WHAT THIS TASK INVOLVES:
Copy every line below precisely as it appears.

Dataset entries for page text
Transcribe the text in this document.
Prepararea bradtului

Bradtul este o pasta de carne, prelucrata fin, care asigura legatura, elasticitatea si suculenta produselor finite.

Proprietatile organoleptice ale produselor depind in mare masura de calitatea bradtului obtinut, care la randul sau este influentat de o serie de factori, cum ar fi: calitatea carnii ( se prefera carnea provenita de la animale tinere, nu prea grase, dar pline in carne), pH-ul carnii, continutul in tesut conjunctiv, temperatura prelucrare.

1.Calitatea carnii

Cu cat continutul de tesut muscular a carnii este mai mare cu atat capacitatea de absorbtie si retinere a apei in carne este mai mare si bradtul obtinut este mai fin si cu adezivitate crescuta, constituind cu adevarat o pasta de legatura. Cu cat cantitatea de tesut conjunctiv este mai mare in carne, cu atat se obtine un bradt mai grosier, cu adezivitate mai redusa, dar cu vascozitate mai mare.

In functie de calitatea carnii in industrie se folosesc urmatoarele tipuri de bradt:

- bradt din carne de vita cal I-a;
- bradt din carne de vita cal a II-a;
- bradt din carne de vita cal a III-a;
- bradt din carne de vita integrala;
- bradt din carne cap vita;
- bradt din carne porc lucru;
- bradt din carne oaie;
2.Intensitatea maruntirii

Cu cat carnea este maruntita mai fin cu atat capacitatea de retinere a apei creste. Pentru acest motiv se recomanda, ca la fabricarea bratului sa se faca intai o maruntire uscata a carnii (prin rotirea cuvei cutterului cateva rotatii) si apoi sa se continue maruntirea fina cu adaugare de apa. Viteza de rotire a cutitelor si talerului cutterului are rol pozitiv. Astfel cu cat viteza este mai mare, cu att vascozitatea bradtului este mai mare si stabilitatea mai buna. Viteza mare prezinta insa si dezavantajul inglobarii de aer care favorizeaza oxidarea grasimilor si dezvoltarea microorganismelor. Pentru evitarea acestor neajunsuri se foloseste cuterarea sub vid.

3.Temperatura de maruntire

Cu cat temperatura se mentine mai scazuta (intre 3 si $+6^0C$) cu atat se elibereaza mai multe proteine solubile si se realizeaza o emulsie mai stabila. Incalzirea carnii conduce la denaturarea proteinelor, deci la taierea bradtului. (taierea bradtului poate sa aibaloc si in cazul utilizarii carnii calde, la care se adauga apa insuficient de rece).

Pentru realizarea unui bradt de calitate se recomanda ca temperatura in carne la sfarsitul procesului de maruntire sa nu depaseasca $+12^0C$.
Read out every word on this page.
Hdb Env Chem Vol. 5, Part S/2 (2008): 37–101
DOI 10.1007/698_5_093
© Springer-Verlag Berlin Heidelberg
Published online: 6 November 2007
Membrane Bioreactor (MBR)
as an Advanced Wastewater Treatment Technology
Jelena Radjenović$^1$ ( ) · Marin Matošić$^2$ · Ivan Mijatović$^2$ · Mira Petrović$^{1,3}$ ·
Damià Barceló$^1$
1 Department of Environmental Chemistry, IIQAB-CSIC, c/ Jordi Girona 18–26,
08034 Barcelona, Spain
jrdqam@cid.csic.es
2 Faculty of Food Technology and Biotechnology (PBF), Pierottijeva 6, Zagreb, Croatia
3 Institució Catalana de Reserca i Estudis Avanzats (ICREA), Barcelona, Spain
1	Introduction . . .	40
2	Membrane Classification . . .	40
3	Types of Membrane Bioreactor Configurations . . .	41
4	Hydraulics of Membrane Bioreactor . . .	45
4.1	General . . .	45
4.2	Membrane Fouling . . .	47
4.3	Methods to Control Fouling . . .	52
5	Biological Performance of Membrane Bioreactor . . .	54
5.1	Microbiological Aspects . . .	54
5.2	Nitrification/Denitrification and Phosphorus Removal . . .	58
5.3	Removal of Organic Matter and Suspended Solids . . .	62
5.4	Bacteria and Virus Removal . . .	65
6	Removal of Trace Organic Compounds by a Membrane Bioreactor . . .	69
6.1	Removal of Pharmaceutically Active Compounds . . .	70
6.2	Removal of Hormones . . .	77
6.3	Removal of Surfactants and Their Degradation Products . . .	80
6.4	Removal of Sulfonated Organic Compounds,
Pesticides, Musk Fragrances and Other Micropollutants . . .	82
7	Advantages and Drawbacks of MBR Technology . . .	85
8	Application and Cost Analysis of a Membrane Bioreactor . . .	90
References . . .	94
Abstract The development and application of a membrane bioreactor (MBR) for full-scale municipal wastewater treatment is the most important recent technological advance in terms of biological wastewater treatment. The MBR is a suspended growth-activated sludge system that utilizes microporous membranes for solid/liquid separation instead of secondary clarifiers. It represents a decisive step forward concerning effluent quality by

YOUR SOLUTION:
Transcribe the text in this document.
Prepararea bradtului

Bradtul este o pasta de carne, prelucrata fin, care asigura legatura, elasticitatea si suculenta produselor finite.

Proprietatile organoleptice ale produselor depind in mare masura de calitatea bradtului obtinut, care la randul sau este influentat de o serie de factori, cum ar fi: calitatea carnii ( se prefera carnea provenita de la animale tinere, nu prea grase, dar pline in carne), pH-ul carnii, continutul in tesut conjunctiv, temperatura prelucrare.

1.Calitatea carnii

Cu cat continutul de tesut muscular a carnii este mai mare cu atat capacitatea de absorbtie si retinere a apei in carne este mai mare si bradtul obtinut este mai fin si cu adezivitate crescuta, constituind cu adevarat o pasta de legatura. Cu cat cantitatea de tesut conjunctiv este mai mare in carne, cu atat se obtine un bradt mai grosier, cu adezivitate mai redusa, dar cu vascozitate mai mare.

In functie de calitatea carnii in industrie se folosesc urmatoarele tipuri de bradt:

- bradt din carne de vita cal I-a;
- bradt din carne de vita cal a II-a;
- bradt din carne de vita cal a III-a;
- bradt din carne de vita integrala;
- bradt din carne cap vita;
- bradt din carne porc lucru;
- bradt din carne oaie;
2.Intensitatea maruntirii

Cu cat carnea este maruntita mai fin cu atat capacitatea de retinere a apei creste. Pentru acest motiv se recomanda, ca la fabricarea bratului sa se faca intai o maruntire uscata a carnii (prin rotirea cuvei cutterului cateva rotatii) si apoi sa se continue maruntirea fina cu adaugare de apa. Viteza de rotire a cutitelor si talerului cutterului are rol pozitiv. Astfel cu cat viteza este mai mare, cu att vascozitatea bradtului este mai mare si stabilitatea mai buna. Viteza mare prezinta insa si dezavantajul inglobarii de aer care favorizeaza oxidarea grasimilor si dezvoltarea microorganismelor. Pentru evitarea acestor neajunsuri se foloseste cuterarea sub vid.

3.Temperatura de maruntire

Cu cat temperatura se mentine mai scazuta (intre 3 si $+6^0C$) cu atat se elibereaza mai multe proteine solubile si se realizeaza o emulsie mai stabila. Incalzirea carnii conduce la denaturarea proteinelor, deci la taierea bradtului. (taierea bradtului poate sa aibaloc si in cazul utilizarii carnii calde, la care se adauga apa insuficient de rece).

Pentru realizarea unui bradt de calitate se recomanda ca temperatura in carne la sfarsitul procesului de maruntire sa nu depaseasca $+12^0C$.
Read out every word on this page.
Hdb Env Chem Vol. 5, Part S/2 (2008): 37–101
DOI 10.1007/698_5_093
© Springer-Verlag Berlin Heidelberg
Published online: 6 November 2007
Membrane Bioreactor (MBR)
as an Advanced Wastewater Treatment Technology
Jelena Radjenović$^1$ ( ) · Marin Matošić$^2$ · Ivan Mijatović$^2$ · Mira Petrović$^{1,3}$ ·
Damià Barceló$^1$
1 Department of Environmental Chemistry, IIQAB-CSIC, c/ Jordi Girona 18–26,
08034 Barcelona, Spain
jrdqam@cid.csic.es
2 Faculty of Food Technology and Biotechnology (PBF), Pierottijeva 6, Zagreb, Croatia
3 Institució Catalana de Reserca i Estudis Avanzats (ICREA), Barcelona, Spain
1	Introduction . . .	40
2	Membrane Classification . . .	40
3	Types of Membrane Bioreactor Configurations . . .	41
4	Hydraulics of Membrane Bioreactor . . .	45
4.1	General . . .	45
4.2	Membrane Fouling . . .	47
4.3	Methods to Control Fouling . . .	52
5	Biological Performance of Membrane Bioreactor . . .	54
5.1	Microbiological Aspects . . .	54
5.2	Nitrification/Denitrification and Phosphorus Removal . . .	58
5.3	Removal of Organic Matter and Suspended Solids . . .	62
5.4	Bacteria and Virus Removal . . .	65
6	Removal of Trace Organic Compounds by a Membrane Bioreactor . . .	69
6.1	Removal of Pharmaceutically Active Compounds . . .	70
6.2	Removal of Hormones . . .	77
6.3	Removal of Surfactants and Their Degradation Products . . .	80
6.4	Removal of Sulfonated Organic Compounds,
Pesticides, Musk Fragrances and Other Micropollutants . . .	82
7	Advantages and Drawbacks of MBR Technology . . .	85
8	Application and Cost Analysis of a Membrane Bioreactor . . .	90
References . . .	94
Abstract The development and application of a membrane bioreactor (MBR) for full-scale municipal wastewater treatment is the most important recent technological advance in terms of biological wastewater treatment. The MBR is a suspended growth-activated sludge system that utilizes microporous membranes for solid/liquid separation instead of secondary clarifiers. It represents a decisive step forward concerning effluent quality by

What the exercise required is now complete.